>> Begin Input material

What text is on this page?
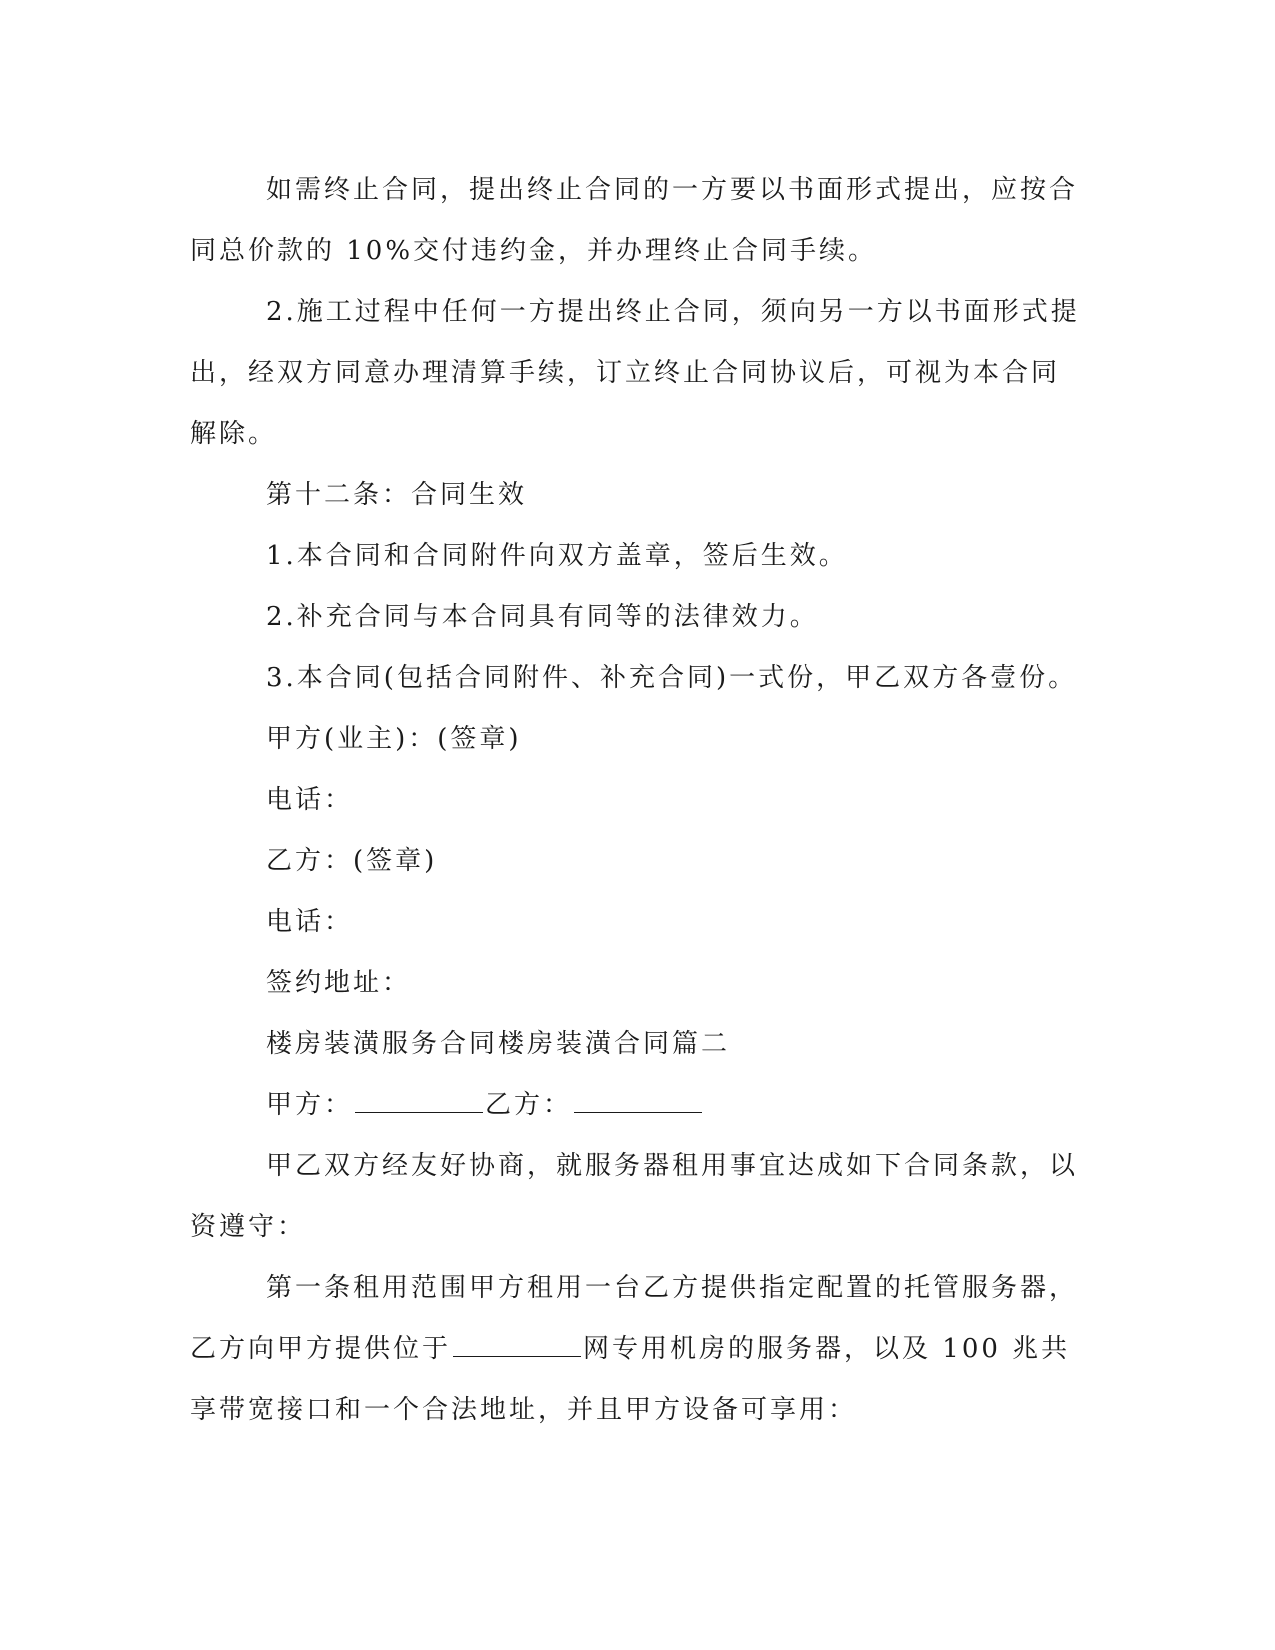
如需终止合同，提出终止合同的一方要以书面形式提出，应按合同总价款的 10%交付违约金，并办理终止合同手续。

2.施工过程中任何一方提出终止合同，须向另一方以书面形式提出，经双方同意办理清算手续，订立终止合同协议后，可视为本合同解除。

第十二条：合同生效

1.本合同和合同附件向双方盖章，签后生效。

2.补充合同与本合同具有同等的法律效力。

3.本合同(包括合同附件、补充合同)一式份，甲乙双方各壹份。

甲方(业主)：(签章)

电话：

乙方：(签章)

电话：

签约地址：

楼房装潢服务合同楼房装潢合同篇二

甲方：	乙方：

甲乙双方经友好协商，就服务器租用事宜达成如下合同条款，以资遵守：

第一条租用范围甲方租用一台乙方提供指定配置的托管服务器，乙方向甲方提供位于	网专用机房的服务器，以及 100 兆共享带宽接口和一个合法地址，并且甲方设备可享用：
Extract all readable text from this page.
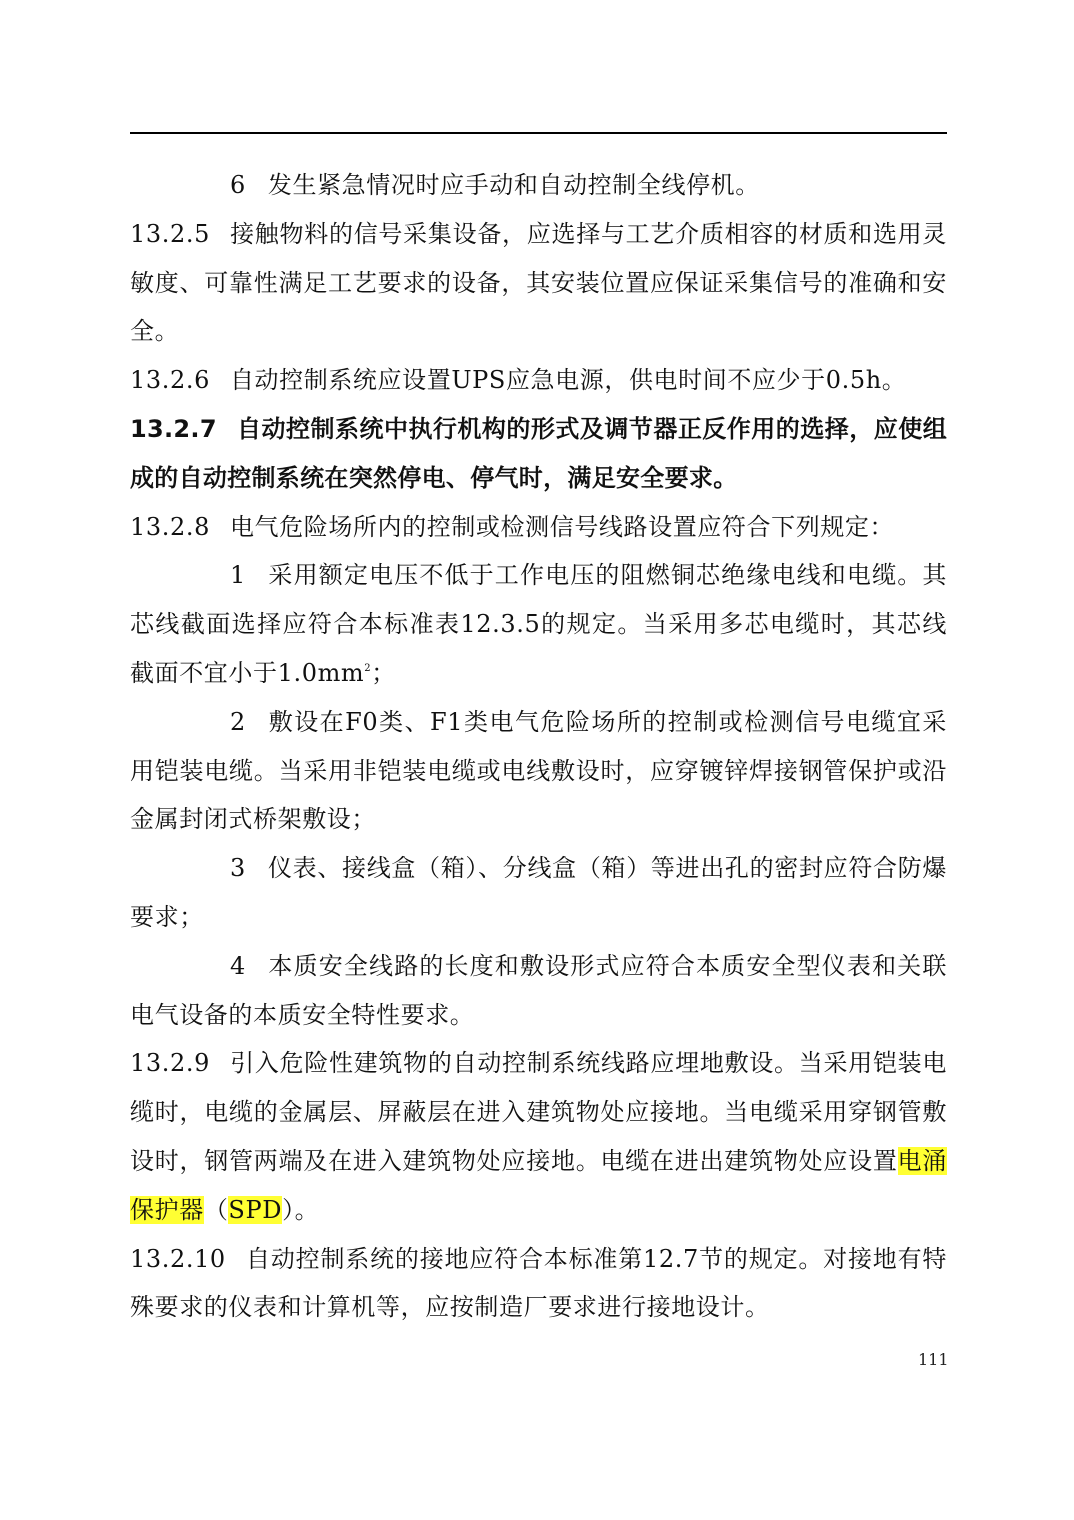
6 发生紧急情况时应手动和自动控制全线停机。

13.2.5 接触物料的信号采集设备，应选择与工艺介质相容的材质和选用灵敏度、可靠性满足工艺要求的设备，其安装位置应保证采集信号的准确和安全。

13.2.6 自动控制系统应设置UPS应急电源，供电时间不应少于0.5h。

13.2.7 自动控制系统中执行机构的形式及调节器正反作用的选择，应使组成的自动控制系统在突然停电、停气时，满足安全要求。

13.2.8 电气危险场所内的控制或检测信号线路设置应符合下列规定：

1 采用额定电压不低于工作电压的阻燃铜芯绝缘电线和电缆。其芯线截面选择应符合本标准表12.3.5的规定。当采用多芯电缆时，其芯线截面不宜小于$1.0mm^2$；

2 敷设在F0类、F1类电气危险场所的控制或检测信号电缆宜采用铠装电缆。当采用非铠装电缆或电线敷设时，应穿镀锌焊接钢管保护或沿金属封闭式桥架敷设；

3 仪表、接线盒（箱）、分线盒（箱）等进出孔的密封应符合防爆要求；

4 本质安全线路的长度和敷设形式应符合本质安全型仪表和关联电气设备的本质安全特性要求。

13.2.9 引入危险性建筑物的自动控制系统线路应埋地敷设。当采用铠装电缆时，电缆的金属层、屏蔽层在进入建筑物处应接地。当电缆采用穿钢管敷设时，钢管两端及在进入建筑物处应接地。电缆在进出建筑物处应设置电涌保护器（SPD）。

13.2.10 自动控制系统的接地应符合本标准第12.7节的规定。对接地有特殊要求的仪表和计算机等，应按制造厂要求进行接地设计。

111
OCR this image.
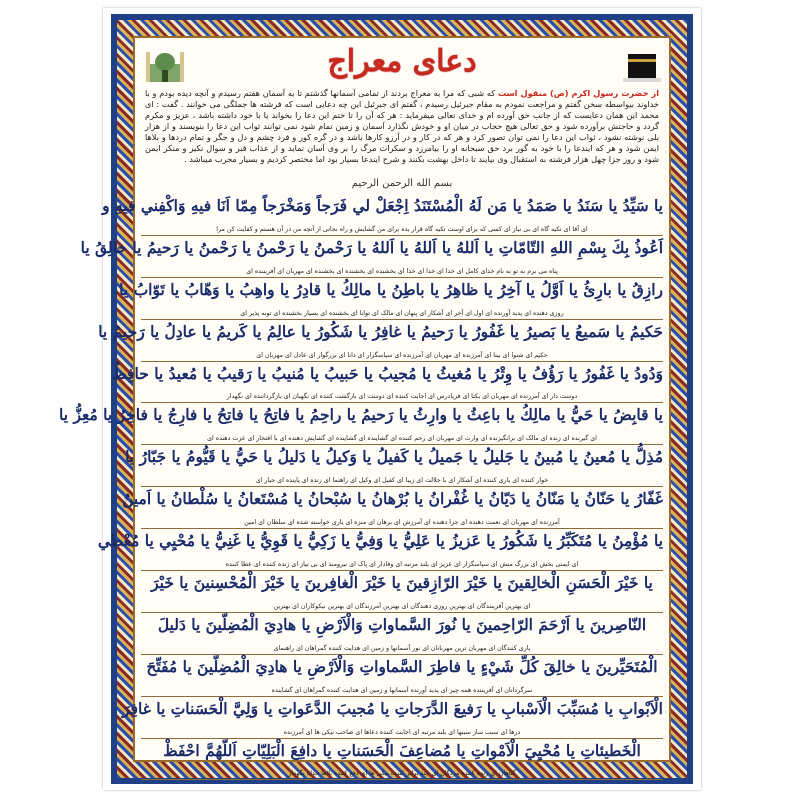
دعای معراج
از حضرت رسول اکرم (ص) منقول است که شبی که مرا به معراج بردند از تمامی آسمانها گذشتم تا به آسمان هفتم رسیدم و آنچه دیده بودم و با خداوند بیواسطه سخن گفتم و مراجعت نمودم به مقام جبرئیل رسیدم ، گفتم ای جبرئیل این چه دعایی است که فرشته ها جملگی می خوانند . گفت : ای محمد این همان دعایست که از جانب حق آورده ام و خدای تعالی میفرماید : هر که آن را تا ختم این دعا را بخواند یا با خود داشته باشد ، عزیز و مکرم گردد و حاجتش برآورده شود و حق تعالی هیچ حجاب در میان او و خودش نگذارد آسمان و زمین تمام شود نمی توانند ثواب این دعا را بنویسند و از هزار بلی نوشته نشود ، ثواب این دعا را نمی توان تصور کرد و هر که در کار و در آرزو کارها باشد و در گره کور و فرد چشم و دل و جگر و تمام دردها و بلاها ایمن شود و هر که ایندعا را با خود به گور برد حق سبحانه او را بیامرزد و سکرات مرگ را بر وی آسان نماید و از عذاب قبر و سوال نکیر و منکر ایمن شود و روز جزا چهل هزار فرشته به استقبال وی بیایند تا داخل بهشت بکنند و شرح ایندعا بسیار بود اما مختصر کردیم و بسیار مجرب میباشد .
بسم الله الرحمن الرحیم
يا سَيِّدُ يا سَنَدُ يا صَمَدُ يا مَن لَهُ الْمُسْتَنَدُ اِجْعَلْ لي فَرَجاً وَمَخْرَجاً مِمّا اَنَا فيهِ وَاكْفِني فيهِ و
ای آقا ای تکیه گاه ای بی نیاز ای کسی که برای اوست تکیه گاه قرار بده برای من گشایش و راه نجاتی از آنچه من در آن هستم و کفایت کن مرا
اَعُوذُ بِكَ بِسْمِ اللهِ التّامّاتِ يا اَللهُ يا اَللهُ يا اَللهُ يا رَحْمنُ يا رَحْمنُ يا رَحْمنُ يا رَحيمُ يا خالِقُ يا
پناه می برم به تو به نام خدای کامل ای خدا ای خدا ای خدا ای بخشنده ای بخشنده ای بخشنده ای مهربان ای آفریننده ای
رازِقُ يا بارِئُ يا اَوَّلُ يا آخِرُ يا ظاهِرُ يا باطِنُ يا مالِكُ يا قادِرُ يا واهِبُ يا وَهّابُ يا تَوّابُ يا
روزی دهنده ای پدید آورنده ای اول ای آخر ای آشکار ای پنهان ای مالک ای توانا ای بخشنده ای بسیار بخشنده ای توبه پذیر ای
حَكيمُ يا سَميعُ يا بَصيرُ يا غَفُورُ يا رَحيمُ يا غافِرُ يا شَكُورُ يا عالِمُ يا كَريمُ يا عادِلُ يا رَحيمُ يا
حکیم ای شنوا ای بینا ای آمرزنده ای مهربان ای آمرزنده ای سپاسگزار ای دانا ای بزرگوار ای عادل ای مهربان ای
وَدُودُ يا غَفُورُ يا رَؤُفُ يا وِتْرُ يا مُغيثُ يا مُجيبُ يا حَبيبُ يا مُنيبُ يا رَقيبُ يا مُعيدُ يا حافِظُ
دوست دار ای آمرزنده ای مهربان ای یکتا ای فریادرس ای اجابت کننده ای دوست ای بازگشت کننده ای نگهبان ای بازگرداننده ای نگهدار
يا قابِضُ يا حَيُّ يا مالِكُ يا باعِثُ يا وارِثُ يا رَحيمُ يا راحِمُ يا فاتِحُ يا فاتِحُ يا فارِجُ يا فاخِرُ يا مُعِزُّ يا
ای گیرنده ای زنده ای مالک ای برانگیزنده ای وارث ای مهربان ای رحم کننده ای گشاینده ای گشاینده ای گشایش دهنده ای با افتخار ای عزت دهنده ای
مُذِلُّ يا مُعينُ يا مُبينُ يا جَليلُ يا جَميلُ يا كَفيلُ يا وَكيلُ يا دَليلُ يا حَيُّ يا قَيُّومُ يا جَبّارُ يا
خوار کننده ای یاری کننده ای آشکار ای با جلالت ای زیبا ای کفیل ای وکیل ای راهنما ای زنده ای پاینده ای جبار ای
غَفّارُ يا حَنّانُ يا مَنّانُ يا دَيّانُ يا غُفْرانُ يا بُرْهانُ يا سُبْحانُ يا مُسْتَعانُ يا سُلْطانُ يا اَمينُ
آمرزنده ای مهربان ای نعمت دهنده ای جزا دهنده ای آمرزش ای برهان ای منزه ای یاری خواسته شده ای سلطان ای امین
يا مُؤْمِنُ يا مُتَكَبِّرُ يا شَكُورُ يا عَزيزُ يا عَلِيُّ يا وَفِيُّ يا زَكِيُّ يا قَوِيُّ يا غَنِيُّ يا مُحْيِي يا مُعْطي
ای ایمنی بخش ای بزرگ منش ای سپاسگزار ای عزیز ای بلند مرتبه ای وفادار ای پاک ای نیرومند ای بی نیاز ای زنده کننده ای عطا کننده
يا خَيْرَ الْحَسَنِ الْخالِقينَ يا خَيْرَ الرّازِقينَ يا خَيْرَ الْغافِرينَ يا خَيْرَ الْمُحْسِنينَ يا خَيْرَ
ای بهترین آفرینندگان ای بهترین روزی دهندگان ای بهترین آمرزندگان ای بهترین نیکوکاران ای بهترین
النّاصِرينَ يا اَرْحَمَ الرّاحِمينَ يا نُورَ السَّماواتِ وَالْاَرْضِ يا هادِيَ الْمُضِلّينَ يا دَليلَ
یاری کنندگان ای مهربان ترین مهربانان ای نور آسمانها و زمین ای هدایت کننده گمراهان ای راهنمای
الْمُتَحَيِّرينَ يا خالِقَ كُلِّ شَيْءٍ يا فاطِرَ السَّماواتِ وَالْاَرْضِ يا هادِيَ الْمُضِلّينَ يا مُفَتِّحَ
سرگردانان ای آفریننده همه چیز ای پدید آورنده آسمانها و زمین ای هدایت کننده گمراهان ای گشاینده
الْاَبْوابِ يا مُسَبِّبَ الْاَسْبابِ يا رَفيعَ الدَّرَجاتِ يا مُجيبَ الدَّعَواتِ يا وَلِيَّ الْحَسَناتِ يا غافِرَ
درها ای سبب ساز سببها ای بلند مرتبه ای اجابت کننده دعاها ای صاحب نیکی ها ای آمرزنده
الْخَطيئاتِ يا مُحْيِيَ الْاَمْواتِ يا مُضاعِفَ الْحَسَناتِ يا دافِعَ الْبَلِيّاتِ اَللّهُمَّ احْفَظْ
گناهان ای زنده کننده مردگان ای چند برابر کننده نیکی ها ای دفع کننده بلاها خدایا نگهدار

>> End Input material

List each line of the records that holds the string "this".

_Output of the task_.
What text is on this page?
Extract all readable text from this page.
OCR this image.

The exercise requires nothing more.